GIVEN EXERCISE:
Repeat the material below word for word and leave out all pictures.

───── THE DATA ─────

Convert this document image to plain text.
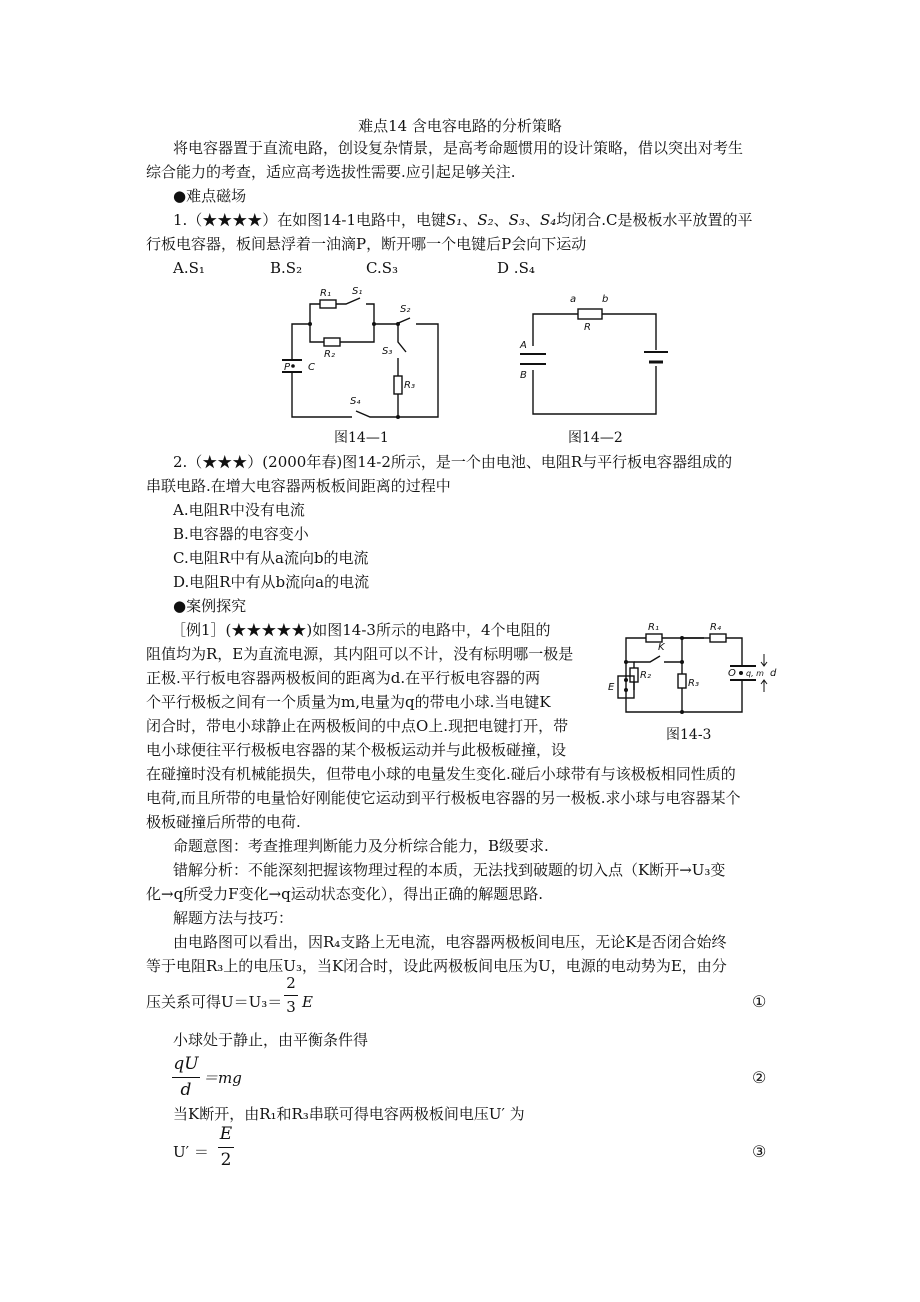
难点14 含电容电路的分析策略
将电容器置于直流电路，创设复杂情景，是高考命题惯用的设计策略，借以突出对考生
综合能力的考查，适应高考选拔性需要.应引起足够关注.
●难点磁场
1.（★★★★）在如图14-1电路中，电键S₁、S₂、S₃、S₄均闭合.C是极板水平放置的平
行板电容器，板间悬浮着一油滴P，断开哪一个电键后P会向下运动
A.S₁	B.S₂	C.S₃	D .S₄
R₁ S₁
S₂
R₂	S₃
R₃
S₄
P C
图14—1
a	b
R
A
B
图14—2
2.（★★★）(2000年春)图14-2所示，是一个由电池、电阻R与平行板电容器组成的
串联电路.在增大电容器两板板间距离的过程中
A.电阻R中没有电流
B.电容器的电容变小
C.电阻R中有从a流向b的电流
D.电阻R中有从b流向a的电流
●案例探究
［例1］(★★★★★)如图14-3所示的电路中，4个电阻的
阻值均为R，E为直流电源，其内阻可以不计，没有标明哪一极是
正极.平行板电容器两极板间的距离为d.在平行板电容器的两
个平行极板之间有一个质量为m,电量为q的带电小球.当电键K
闭合时，带电小球静止在两极板间的中点O上.现把电键打开，带
电小球便往平行极板电容器的某个极板运动并与此极板碰撞，设
在碰撞时没有机械能损失，但带电小球的电量发生变化.碰后小球带有与该极板相同性质的
电荷,而且所带的电量恰好刚能使它运动到平行极板电容器的另一极板.求小球与电容器某个
极板碰撞后所带的电荷.
R₁	R₄
K
R₂
R₃
E
O q, m d
图14-3
命题意图：考查推理判断能力及分析综合能力，B级要求.
错解分析：不能深刻把握该物理过程的本质，无法找到破题的切入点（K断开→U₃变
化→q所受力F变化→q运动状态变化），得出正确的解题思路.
解题方法与技巧：
由电路图可以看出，因R₄支路上无电流，电容器两极板间电压，无论K是否闭合始终
等于电阻R₃上的电压U₃，当K闭合时，设此两极板间电压为U，电源的电动势为E，由分
压关系可得U＝U₃＝
2
3 E	①
小球处于静止，由平衡条件得
qU
d
＝mg	②
当K断开，由R₁和R₃串联可得电容两极板间电压U′ 为
U′ ＝
E
2	③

─────

COMPLETE OUTPUT:
Convert this document image to plain text.
难点14 含电容电路的分析策略
将电容器置于直流电路，创设复杂情景，是高考命题惯用的设计策略，借以突出对考生
综合能力的考查，适应高考选拔性需要.应引起足够关注.
●难点磁场
1.（★★★★）在如图14-1电路中，电键S₁、S₂、S₃、S₄均闭合.C是极板水平放置的平
行板电容器，板间悬浮着一油滴P，断开哪一个电键后P会向下运动
A.S₁	B.S₂	C.S₃	D .S₄
R₁ S₁
S₂
R₂	S₃
R₃
S₄
P C
图14—1
a	b
R
A
B
图14—2
2.（★★★）(2000年春)图14-2所示，是一个由电池、电阻R与平行板电容器组成的
串联电路.在增大电容器两板板间距离的过程中
A.电阻R中没有电流
B.电容器的电容变小
C.电阻R中有从a流向b的电流
D.电阻R中有从b流向a的电流
●案例探究
［例1］(★★★★★)如图14-3所示的电路中，4个电阻的
阻值均为R，E为直流电源，其内阻可以不计，没有标明哪一极是
正极.平行板电容器两极板间的距离为d.在平行板电容器的两
个平行极板之间有一个质量为m,电量为q的带电小球.当电键K
闭合时，带电小球静止在两极板间的中点O上.现把电键打开，带
电小球便往平行极板电容器的某个极板运动并与此极板碰撞，设
在碰撞时没有机械能损失，但带电小球的电量发生变化.碰后小球带有与该极板相同性质的
电荷,而且所带的电量恰好刚能使它运动到平行极板电容器的另一极板.求小球与电容器某个
极板碰撞后所带的电荷.
R₁	R₄
K
R₂
R₃
E
O q, m d
图14-3
命题意图：考查推理判断能力及分析综合能力，B级要求.
错解分析：不能深刻把握该物理过程的本质，无法找到破题的切入点（K断开→U₃变
化→q所受力F变化→q运动状态变化），得出正确的解题思路.
解题方法与技巧：
由电路图可以看出，因R₄支路上无电流，电容器两极板间电压，无论K是否闭合始终
等于电阻R₃上的电压U₃，当K闭合时，设此两极板间电压为U，电源的电动势为E，由分
压关系可得U＝U₃＝
2
3 E	①
小球处于静止，由平衡条件得
qU
d
＝mg	②
当K断开，由R₁和R₃串联可得电容两极板间电压U′ 为
U′ ＝
E
2	③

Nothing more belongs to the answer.